(Data extracted from a collection)
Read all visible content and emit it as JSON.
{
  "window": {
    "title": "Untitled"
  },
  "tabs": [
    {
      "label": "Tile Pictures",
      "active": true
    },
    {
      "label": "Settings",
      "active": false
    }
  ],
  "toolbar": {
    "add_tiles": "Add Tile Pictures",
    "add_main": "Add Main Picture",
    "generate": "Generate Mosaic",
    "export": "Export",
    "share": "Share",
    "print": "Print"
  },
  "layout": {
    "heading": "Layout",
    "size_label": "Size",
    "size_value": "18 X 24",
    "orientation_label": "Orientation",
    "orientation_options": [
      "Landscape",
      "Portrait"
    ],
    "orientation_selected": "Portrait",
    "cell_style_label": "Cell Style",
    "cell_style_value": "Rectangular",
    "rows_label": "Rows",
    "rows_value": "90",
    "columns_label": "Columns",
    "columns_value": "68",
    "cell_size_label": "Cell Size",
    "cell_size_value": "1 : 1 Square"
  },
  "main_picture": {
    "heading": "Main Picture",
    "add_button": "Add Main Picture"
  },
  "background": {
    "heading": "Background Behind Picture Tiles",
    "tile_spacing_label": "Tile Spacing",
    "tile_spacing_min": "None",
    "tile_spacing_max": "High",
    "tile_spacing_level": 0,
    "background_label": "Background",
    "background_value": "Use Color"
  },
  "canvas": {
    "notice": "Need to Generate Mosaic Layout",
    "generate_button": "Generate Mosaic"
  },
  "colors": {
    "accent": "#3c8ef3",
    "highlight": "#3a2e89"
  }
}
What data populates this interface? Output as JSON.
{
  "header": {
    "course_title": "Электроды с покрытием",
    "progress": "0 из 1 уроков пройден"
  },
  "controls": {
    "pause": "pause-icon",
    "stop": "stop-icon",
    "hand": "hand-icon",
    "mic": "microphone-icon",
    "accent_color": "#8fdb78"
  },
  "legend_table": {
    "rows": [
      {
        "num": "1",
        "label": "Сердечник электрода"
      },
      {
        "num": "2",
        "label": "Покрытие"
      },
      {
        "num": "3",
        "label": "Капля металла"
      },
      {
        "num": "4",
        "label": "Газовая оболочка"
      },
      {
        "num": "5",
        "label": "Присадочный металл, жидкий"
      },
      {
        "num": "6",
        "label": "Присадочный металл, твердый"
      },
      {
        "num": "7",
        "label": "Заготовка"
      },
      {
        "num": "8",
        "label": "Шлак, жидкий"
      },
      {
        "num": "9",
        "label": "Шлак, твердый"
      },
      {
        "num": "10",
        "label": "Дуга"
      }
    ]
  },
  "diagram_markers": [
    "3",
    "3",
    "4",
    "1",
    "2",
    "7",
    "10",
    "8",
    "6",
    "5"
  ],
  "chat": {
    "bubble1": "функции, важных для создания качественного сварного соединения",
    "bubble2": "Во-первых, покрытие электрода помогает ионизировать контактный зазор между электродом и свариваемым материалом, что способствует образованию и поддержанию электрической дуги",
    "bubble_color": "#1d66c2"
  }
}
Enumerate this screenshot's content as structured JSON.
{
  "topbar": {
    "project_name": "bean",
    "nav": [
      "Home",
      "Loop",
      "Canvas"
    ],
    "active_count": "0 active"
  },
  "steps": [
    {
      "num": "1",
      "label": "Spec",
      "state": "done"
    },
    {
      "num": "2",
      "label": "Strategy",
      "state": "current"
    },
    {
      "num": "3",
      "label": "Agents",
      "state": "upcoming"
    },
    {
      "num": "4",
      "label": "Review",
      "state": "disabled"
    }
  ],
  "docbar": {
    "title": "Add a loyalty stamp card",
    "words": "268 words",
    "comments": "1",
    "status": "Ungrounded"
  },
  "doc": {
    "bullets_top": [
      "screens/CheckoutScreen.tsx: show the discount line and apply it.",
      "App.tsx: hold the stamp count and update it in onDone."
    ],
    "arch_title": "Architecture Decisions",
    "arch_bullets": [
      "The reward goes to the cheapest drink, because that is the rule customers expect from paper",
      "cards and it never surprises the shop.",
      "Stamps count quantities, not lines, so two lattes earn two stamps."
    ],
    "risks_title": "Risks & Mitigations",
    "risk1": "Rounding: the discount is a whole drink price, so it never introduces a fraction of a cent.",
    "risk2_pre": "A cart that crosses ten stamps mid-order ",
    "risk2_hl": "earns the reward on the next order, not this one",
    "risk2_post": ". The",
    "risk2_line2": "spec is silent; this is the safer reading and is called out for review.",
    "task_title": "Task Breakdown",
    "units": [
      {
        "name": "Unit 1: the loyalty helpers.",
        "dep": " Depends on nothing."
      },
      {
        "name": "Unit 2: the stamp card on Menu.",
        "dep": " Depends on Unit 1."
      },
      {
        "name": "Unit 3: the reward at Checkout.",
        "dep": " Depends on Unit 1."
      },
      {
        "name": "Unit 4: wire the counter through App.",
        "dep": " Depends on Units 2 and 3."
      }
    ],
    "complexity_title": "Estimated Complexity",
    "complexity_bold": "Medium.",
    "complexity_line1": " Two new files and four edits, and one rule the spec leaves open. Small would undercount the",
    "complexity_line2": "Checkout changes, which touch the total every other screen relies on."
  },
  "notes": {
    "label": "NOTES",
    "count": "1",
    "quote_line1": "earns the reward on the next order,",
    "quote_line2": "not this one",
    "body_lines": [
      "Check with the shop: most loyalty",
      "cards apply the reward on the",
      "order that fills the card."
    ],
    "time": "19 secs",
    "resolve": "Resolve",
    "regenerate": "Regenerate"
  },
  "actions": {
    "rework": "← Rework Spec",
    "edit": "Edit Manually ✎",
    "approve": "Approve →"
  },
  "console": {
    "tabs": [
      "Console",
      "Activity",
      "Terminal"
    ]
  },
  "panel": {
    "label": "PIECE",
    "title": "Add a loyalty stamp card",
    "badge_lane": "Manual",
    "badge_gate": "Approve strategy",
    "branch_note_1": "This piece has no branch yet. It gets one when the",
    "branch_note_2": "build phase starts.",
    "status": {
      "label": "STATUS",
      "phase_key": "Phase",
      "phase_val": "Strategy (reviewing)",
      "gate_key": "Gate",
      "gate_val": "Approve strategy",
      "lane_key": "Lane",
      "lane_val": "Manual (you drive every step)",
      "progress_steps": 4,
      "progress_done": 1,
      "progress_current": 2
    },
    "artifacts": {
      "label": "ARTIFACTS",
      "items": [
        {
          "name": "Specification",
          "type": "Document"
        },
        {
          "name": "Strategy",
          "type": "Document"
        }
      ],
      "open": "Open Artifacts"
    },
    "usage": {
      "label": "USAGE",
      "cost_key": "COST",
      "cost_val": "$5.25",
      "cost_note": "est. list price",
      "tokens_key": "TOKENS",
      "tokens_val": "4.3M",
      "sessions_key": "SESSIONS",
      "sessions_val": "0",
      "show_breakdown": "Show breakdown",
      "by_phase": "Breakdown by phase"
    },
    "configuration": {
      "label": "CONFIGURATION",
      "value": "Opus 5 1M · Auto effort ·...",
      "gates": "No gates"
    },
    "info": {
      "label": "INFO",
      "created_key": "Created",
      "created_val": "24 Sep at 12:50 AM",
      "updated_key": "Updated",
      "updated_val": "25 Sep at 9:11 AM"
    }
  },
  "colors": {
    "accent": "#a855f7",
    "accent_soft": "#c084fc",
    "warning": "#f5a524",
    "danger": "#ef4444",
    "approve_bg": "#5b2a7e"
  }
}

Exercise: Extract, from the material above, each line holding the word "Mosaic".

Exercise result:
    "generate": "Generate Mosaic",
    "notice": "Need to Generate Mosaic Layout",
    "generate_button": "Generate Mosaic"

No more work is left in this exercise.